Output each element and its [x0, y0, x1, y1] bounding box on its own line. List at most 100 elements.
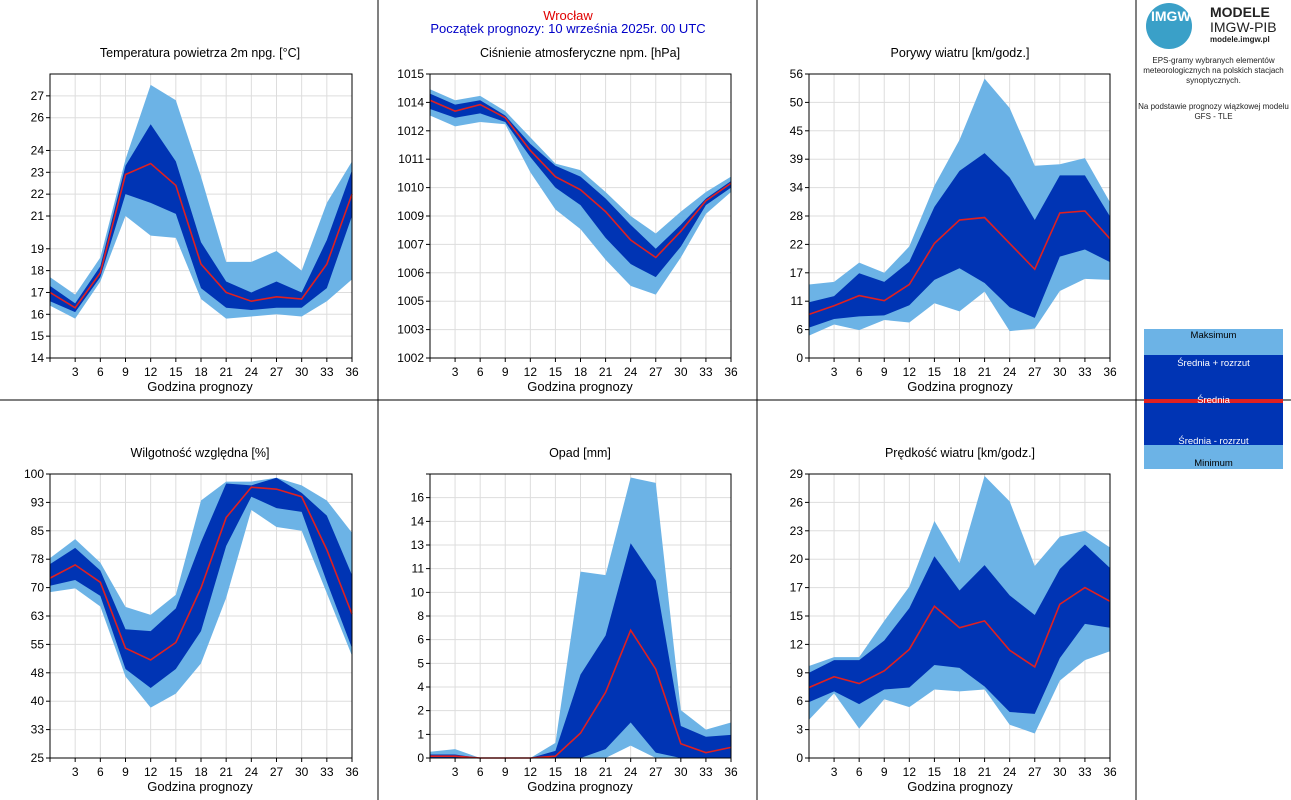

* * *

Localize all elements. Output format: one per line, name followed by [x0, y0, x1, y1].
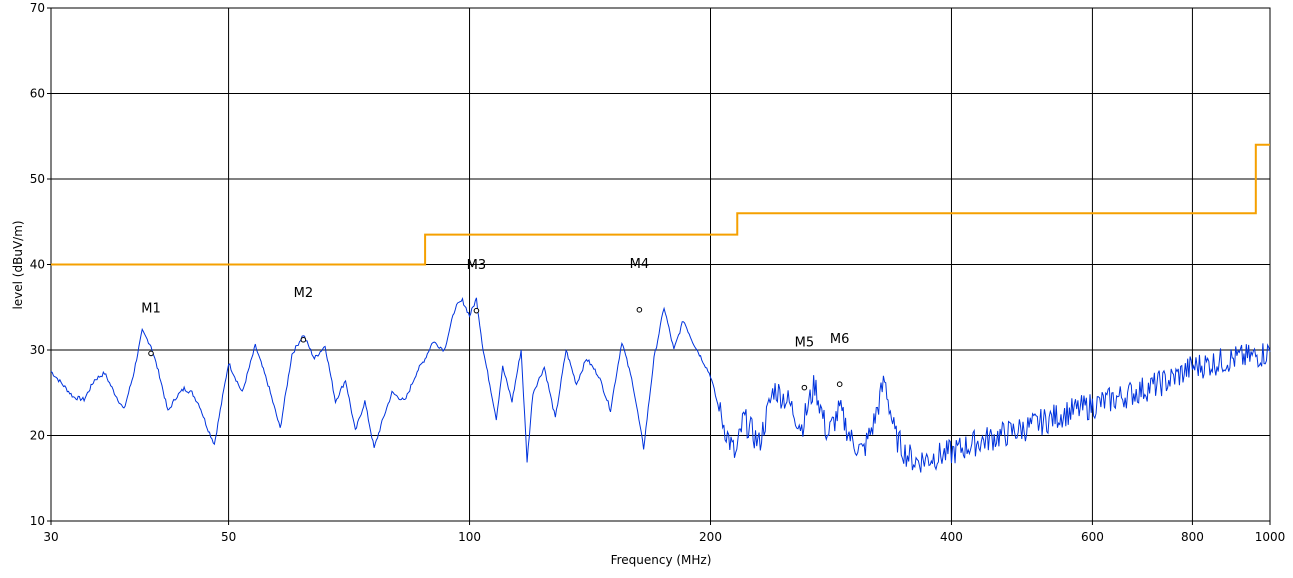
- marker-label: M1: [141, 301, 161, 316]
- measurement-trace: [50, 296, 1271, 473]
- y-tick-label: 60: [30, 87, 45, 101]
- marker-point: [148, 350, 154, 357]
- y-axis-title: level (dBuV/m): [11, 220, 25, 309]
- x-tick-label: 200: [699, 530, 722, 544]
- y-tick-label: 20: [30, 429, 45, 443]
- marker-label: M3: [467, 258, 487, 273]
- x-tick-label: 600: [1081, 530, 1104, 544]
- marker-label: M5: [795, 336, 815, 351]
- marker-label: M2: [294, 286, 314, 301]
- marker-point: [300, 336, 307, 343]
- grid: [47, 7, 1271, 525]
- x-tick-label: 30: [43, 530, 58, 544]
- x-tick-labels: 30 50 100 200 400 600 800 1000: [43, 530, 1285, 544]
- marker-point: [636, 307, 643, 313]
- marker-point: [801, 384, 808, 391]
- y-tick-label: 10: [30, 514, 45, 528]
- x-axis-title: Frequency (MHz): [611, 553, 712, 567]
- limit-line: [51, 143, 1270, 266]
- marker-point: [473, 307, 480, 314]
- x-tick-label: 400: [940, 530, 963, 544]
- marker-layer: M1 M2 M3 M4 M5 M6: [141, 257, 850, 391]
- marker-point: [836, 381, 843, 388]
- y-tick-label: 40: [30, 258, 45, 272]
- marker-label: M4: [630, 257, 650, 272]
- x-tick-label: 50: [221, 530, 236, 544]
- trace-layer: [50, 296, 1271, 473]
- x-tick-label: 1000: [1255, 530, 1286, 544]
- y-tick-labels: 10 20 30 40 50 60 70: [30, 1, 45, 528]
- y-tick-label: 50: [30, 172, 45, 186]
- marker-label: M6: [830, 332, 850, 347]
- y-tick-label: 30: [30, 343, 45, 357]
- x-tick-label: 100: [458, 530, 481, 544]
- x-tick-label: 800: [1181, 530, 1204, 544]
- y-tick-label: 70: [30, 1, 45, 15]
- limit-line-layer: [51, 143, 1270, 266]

(SET PROBLEM): Update the lines starting at the one that contains "Localize all elements." and ending after the one that contains "- limit-line-layer: [51, 143, 1270, 266]": swap "marker-point" for "marker-dot" and keep everything else the same. Return only those lines, with the pictures left out.

(FINAL RESULT):
Localize all elements. Output format: one per line, name followed by [x0, y0, x1, y1].
- marker-label: M1: [141, 301, 161, 316]
- measurement-trace: [50, 296, 1271, 473]
- y-tick-label: 60: [30, 87, 45, 101]
- marker-dot: [148, 350, 154, 357]
- y-axis-title: level (dBuV/m): [11, 220, 25, 309]
- x-tick-label: 200: [699, 530, 722, 544]
- y-tick-label: 20: [30, 429, 45, 443]
- marker-label: M3: [467, 258, 487, 273]
- x-tick-label: 600: [1081, 530, 1104, 544]
- marker-label: M5: [795, 336, 815, 351]
- marker-label: M2: [294, 286, 314, 301]
- marker-dot: [300, 336, 307, 343]
- grid: [47, 7, 1271, 525]
- x-tick-label: 30: [43, 530, 58, 544]
- x-tick-labels: 30 50 100 200 400 600 800 1000: [43, 530, 1285, 544]
- marker-dot: [636, 307, 643, 313]
- marker-dot: [801, 384, 808, 391]
- y-tick-label: 10: [30, 514, 45, 528]
- x-axis-title: Frequency (MHz): [611, 553, 712, 567]
- limit-line: [51, 143, 1270, 266]
- marker-dot: [473, 307, 480, 314]
- x-tick-label: 400: [940, 530, 963, 544]
- marker-layer: M1 M2 M3 M4 M5 M6: [141, 257, 850, 391]
- marker-dot: [836, 381, 843, 388]
- y-tick-label: 40: [30, 258, 45, 272]
- marker-label: M4: [630, 257, 650, 272]
- x-tick-label: 50: [221, 530, 236, 544]
- trace-layer: [50, 296, 1271, 473]
- x-tick-label: 1000: [1255, 530, 1286, 544]
- y-tick-labels: 10 20 30 40 50 60 70: [30, 1, 45, 528]
- y-tick-label: 50: [30, 172, 45, 186]
- marker-label: M6: [830, 332, 850, 347]
- y-tick-label: 30: [30, 343, 45, 357]
- x-tick-label: 100: [458, 530, 481, 544]
- x-tick-label: 800: [1181, 530, 1204, 544]
- y-tick-label: 70: [30, 1, 45, 15]
- limit-line-layer: [51, 143, 1270, 266]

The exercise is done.